PROMPT
Filter the entries below, keeping only lines with the word "legend".

WORKING DATA
** START **

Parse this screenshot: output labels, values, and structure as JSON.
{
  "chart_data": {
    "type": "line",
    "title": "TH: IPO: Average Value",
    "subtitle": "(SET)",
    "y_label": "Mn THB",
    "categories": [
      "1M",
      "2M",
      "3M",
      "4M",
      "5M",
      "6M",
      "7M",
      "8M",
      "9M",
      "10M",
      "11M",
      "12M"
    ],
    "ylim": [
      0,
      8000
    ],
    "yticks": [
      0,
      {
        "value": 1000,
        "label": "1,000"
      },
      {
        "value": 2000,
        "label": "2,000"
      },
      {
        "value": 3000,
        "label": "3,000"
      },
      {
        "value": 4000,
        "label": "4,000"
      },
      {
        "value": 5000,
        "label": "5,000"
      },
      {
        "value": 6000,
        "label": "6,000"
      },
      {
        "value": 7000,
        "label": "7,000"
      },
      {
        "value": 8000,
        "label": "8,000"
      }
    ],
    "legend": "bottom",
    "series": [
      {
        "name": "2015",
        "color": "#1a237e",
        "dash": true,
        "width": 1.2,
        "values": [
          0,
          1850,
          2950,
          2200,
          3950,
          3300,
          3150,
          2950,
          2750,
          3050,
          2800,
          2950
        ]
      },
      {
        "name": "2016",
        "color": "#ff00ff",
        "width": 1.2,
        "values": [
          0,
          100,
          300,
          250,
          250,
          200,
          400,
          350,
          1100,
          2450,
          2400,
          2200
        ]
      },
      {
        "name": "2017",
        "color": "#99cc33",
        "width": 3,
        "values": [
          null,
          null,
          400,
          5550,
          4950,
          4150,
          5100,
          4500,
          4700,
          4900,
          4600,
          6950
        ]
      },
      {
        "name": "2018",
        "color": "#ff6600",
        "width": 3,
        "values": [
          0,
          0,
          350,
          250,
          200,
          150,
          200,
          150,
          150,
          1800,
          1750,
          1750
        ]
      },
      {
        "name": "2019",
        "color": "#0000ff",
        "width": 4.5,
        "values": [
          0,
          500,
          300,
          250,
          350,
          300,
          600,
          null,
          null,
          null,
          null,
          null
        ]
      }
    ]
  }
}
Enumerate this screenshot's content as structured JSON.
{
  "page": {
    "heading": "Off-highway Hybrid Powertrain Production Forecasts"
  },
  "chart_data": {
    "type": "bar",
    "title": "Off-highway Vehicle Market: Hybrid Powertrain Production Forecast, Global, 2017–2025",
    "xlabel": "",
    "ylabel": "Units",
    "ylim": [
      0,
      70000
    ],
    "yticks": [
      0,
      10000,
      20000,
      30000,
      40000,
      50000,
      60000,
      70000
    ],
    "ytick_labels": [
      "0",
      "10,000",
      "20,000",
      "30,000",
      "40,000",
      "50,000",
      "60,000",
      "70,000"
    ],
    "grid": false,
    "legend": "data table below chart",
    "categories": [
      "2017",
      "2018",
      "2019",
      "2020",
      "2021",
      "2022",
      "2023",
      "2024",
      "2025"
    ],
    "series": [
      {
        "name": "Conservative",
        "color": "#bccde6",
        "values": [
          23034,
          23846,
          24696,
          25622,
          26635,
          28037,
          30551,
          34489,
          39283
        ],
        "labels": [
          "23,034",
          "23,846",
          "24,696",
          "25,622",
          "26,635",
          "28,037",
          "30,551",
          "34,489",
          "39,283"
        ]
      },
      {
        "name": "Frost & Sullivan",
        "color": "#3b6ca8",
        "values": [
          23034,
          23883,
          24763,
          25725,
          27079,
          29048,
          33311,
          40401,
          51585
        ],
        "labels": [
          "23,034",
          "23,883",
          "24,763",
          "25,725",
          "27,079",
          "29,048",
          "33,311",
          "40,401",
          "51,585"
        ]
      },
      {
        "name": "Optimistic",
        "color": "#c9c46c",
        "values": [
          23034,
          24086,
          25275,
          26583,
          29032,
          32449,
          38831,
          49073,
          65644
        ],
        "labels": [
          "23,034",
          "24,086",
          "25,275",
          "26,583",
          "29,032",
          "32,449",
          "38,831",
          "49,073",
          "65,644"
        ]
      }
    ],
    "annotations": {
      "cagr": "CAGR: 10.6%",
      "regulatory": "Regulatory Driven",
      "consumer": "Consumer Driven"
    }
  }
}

** END **

REPLY
    "legend": "bottom",
    "legend": "data table below chart",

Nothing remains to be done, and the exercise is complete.